start SUPPLIED RECORDS
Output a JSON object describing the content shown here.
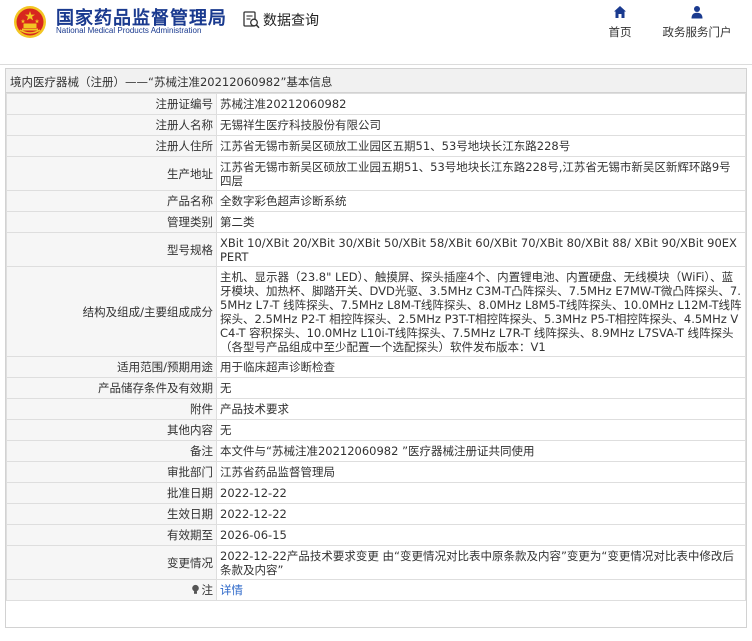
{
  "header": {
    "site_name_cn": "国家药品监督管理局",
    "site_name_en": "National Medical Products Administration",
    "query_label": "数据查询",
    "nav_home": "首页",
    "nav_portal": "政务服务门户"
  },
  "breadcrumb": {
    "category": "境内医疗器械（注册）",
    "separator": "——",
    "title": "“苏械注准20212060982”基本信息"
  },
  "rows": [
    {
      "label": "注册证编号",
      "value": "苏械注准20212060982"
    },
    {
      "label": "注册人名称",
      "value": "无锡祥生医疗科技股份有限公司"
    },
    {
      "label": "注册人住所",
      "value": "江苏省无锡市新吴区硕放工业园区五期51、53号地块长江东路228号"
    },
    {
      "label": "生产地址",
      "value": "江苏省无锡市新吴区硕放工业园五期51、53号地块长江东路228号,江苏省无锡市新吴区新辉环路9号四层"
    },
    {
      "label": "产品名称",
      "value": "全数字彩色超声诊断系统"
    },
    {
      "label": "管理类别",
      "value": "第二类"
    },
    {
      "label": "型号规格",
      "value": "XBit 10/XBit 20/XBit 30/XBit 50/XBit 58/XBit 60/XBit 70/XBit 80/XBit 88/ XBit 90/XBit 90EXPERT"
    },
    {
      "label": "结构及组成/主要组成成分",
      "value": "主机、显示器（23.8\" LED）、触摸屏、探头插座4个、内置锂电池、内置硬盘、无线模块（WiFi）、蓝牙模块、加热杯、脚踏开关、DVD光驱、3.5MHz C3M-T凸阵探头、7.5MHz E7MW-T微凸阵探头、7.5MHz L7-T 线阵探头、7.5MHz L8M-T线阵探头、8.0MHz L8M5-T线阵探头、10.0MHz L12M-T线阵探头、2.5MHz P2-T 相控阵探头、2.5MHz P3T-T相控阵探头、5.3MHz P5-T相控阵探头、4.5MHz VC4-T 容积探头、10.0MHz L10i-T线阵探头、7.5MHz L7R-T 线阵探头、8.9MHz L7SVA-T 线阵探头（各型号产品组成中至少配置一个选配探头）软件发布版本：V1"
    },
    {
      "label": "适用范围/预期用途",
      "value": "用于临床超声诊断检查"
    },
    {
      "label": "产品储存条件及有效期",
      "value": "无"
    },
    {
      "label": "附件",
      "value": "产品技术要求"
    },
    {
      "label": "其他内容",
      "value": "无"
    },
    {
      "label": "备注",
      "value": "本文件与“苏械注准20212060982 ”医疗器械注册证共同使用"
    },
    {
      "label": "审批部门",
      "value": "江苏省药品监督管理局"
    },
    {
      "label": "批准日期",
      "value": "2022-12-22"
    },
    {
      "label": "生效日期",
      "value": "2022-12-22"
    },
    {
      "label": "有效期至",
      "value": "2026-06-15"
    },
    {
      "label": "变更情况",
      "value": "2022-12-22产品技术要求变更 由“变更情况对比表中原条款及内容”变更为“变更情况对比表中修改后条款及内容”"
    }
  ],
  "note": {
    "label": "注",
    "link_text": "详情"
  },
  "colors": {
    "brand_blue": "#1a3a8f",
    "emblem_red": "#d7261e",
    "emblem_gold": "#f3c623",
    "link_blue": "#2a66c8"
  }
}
end SUPPLIED RECORDS
start SUPPLIED RECORDS
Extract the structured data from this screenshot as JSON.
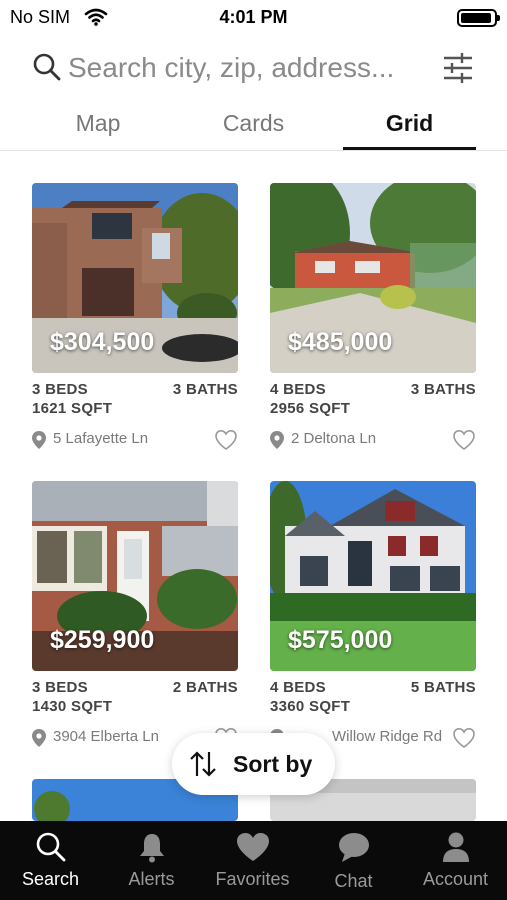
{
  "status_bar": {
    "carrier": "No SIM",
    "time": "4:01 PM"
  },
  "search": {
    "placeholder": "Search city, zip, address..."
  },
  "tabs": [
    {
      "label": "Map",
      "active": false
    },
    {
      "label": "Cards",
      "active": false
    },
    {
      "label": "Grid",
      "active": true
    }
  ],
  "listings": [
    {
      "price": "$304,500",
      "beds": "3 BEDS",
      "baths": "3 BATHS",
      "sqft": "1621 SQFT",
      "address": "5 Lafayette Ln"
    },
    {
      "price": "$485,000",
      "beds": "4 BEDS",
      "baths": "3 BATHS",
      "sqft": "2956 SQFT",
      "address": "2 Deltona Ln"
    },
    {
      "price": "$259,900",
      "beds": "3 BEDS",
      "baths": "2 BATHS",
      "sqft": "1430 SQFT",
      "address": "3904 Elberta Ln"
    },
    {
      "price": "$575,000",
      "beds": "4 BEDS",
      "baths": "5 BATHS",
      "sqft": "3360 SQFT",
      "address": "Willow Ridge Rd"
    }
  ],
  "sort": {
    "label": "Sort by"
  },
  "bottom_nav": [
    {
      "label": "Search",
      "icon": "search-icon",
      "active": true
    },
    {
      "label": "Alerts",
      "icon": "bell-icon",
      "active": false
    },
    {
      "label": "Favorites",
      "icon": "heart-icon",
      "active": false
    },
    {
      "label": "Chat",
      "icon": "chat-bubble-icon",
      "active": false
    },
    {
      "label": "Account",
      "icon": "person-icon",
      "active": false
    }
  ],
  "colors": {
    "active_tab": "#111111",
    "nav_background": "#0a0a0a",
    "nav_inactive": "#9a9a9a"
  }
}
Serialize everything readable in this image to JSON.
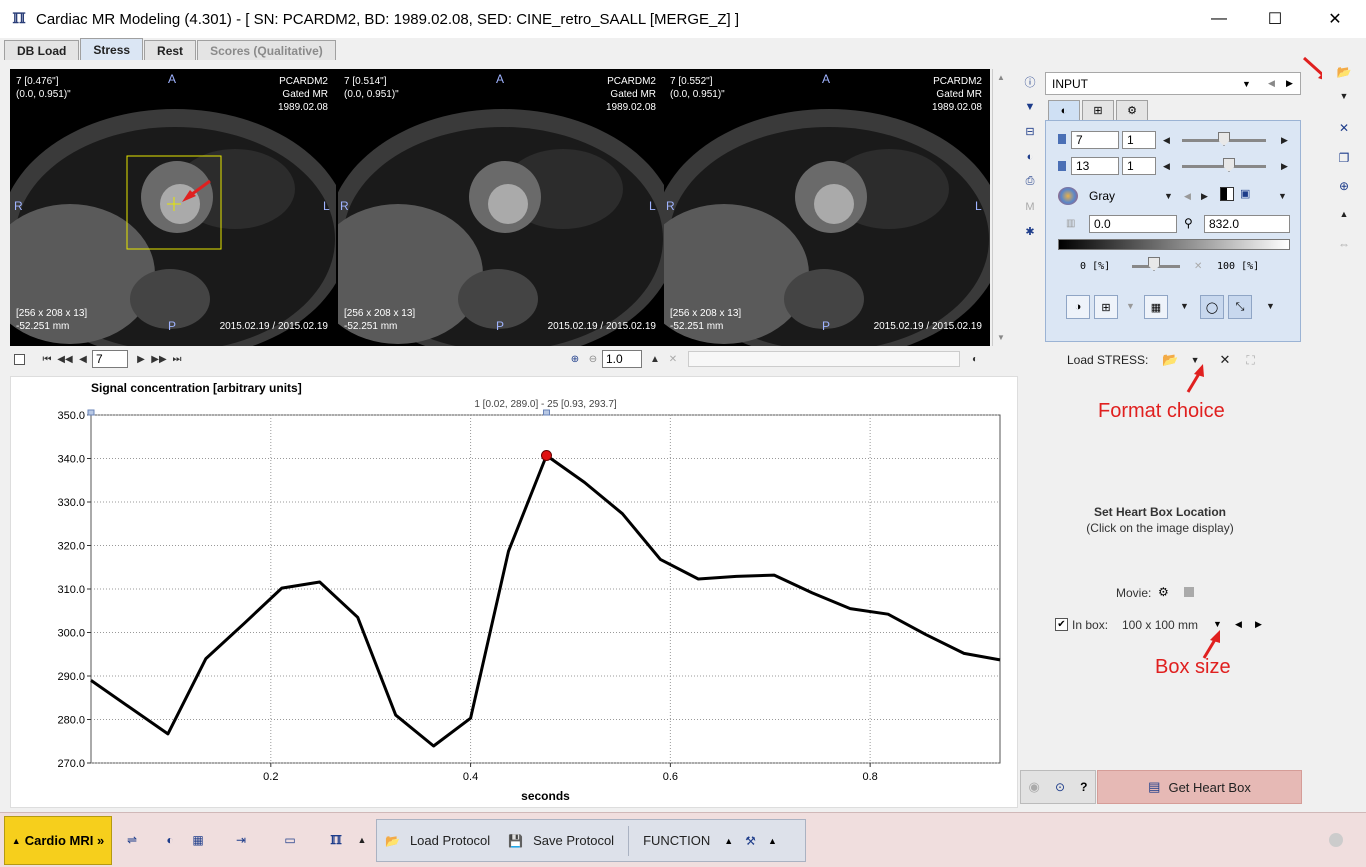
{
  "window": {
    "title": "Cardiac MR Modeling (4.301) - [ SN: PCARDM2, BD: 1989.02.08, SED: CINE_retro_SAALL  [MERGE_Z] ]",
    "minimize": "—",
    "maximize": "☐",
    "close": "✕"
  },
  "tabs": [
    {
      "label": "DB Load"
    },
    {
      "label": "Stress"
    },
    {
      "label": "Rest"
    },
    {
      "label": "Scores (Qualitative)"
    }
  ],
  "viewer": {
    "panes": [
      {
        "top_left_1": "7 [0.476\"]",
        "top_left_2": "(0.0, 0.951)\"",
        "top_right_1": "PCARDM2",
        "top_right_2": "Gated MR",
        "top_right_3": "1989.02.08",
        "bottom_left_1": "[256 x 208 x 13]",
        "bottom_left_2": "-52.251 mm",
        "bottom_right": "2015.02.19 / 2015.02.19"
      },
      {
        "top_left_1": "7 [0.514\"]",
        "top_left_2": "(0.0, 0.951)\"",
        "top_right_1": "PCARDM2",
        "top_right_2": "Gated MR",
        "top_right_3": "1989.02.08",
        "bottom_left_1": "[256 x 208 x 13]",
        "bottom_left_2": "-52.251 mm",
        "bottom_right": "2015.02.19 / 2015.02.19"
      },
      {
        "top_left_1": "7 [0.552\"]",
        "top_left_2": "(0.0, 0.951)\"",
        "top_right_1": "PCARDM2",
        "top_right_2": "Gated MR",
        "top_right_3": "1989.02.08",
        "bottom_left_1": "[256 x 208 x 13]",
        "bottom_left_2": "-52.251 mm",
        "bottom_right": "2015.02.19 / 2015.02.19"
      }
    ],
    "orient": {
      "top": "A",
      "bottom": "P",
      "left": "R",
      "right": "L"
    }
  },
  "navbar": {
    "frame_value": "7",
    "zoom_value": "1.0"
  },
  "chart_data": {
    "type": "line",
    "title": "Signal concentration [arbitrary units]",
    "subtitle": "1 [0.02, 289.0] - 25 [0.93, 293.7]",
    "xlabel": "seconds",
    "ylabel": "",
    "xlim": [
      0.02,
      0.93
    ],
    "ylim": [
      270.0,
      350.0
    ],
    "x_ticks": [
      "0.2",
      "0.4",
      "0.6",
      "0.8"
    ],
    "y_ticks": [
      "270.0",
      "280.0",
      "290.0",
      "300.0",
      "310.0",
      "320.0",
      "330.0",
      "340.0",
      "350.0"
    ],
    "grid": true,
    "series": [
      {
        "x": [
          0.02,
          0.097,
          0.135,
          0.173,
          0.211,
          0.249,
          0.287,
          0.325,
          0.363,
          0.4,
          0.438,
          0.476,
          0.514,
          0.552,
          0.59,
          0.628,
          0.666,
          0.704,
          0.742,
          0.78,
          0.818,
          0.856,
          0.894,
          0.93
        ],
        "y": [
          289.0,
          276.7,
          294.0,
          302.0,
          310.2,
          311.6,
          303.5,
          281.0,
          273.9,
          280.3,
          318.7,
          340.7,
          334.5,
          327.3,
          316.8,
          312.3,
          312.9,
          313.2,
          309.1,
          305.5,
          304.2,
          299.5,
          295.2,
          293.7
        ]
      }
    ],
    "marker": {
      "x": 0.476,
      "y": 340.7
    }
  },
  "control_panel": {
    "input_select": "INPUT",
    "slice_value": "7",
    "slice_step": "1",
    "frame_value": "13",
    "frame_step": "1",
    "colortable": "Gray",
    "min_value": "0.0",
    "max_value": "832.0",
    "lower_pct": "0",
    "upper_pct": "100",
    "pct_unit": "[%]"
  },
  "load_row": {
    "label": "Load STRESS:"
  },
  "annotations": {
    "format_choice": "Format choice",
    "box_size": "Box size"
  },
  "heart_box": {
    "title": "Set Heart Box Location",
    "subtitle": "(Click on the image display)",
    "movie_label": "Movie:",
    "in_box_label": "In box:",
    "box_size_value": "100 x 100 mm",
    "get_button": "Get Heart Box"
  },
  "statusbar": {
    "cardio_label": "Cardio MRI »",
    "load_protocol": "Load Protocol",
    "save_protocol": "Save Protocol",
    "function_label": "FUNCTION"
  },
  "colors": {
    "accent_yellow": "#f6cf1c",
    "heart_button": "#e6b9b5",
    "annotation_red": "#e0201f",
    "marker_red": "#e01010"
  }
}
end SUPPLIED RECORDS
**EXERCISE DETAILS**
Show the lines of the data that hold the word "baths".

**TASK SOLUTION**
      "baths": "3 BATHS",
      "baths": "3 BATHS",
      "baths": "2 BATHS",
      "baths": "5 BATHS",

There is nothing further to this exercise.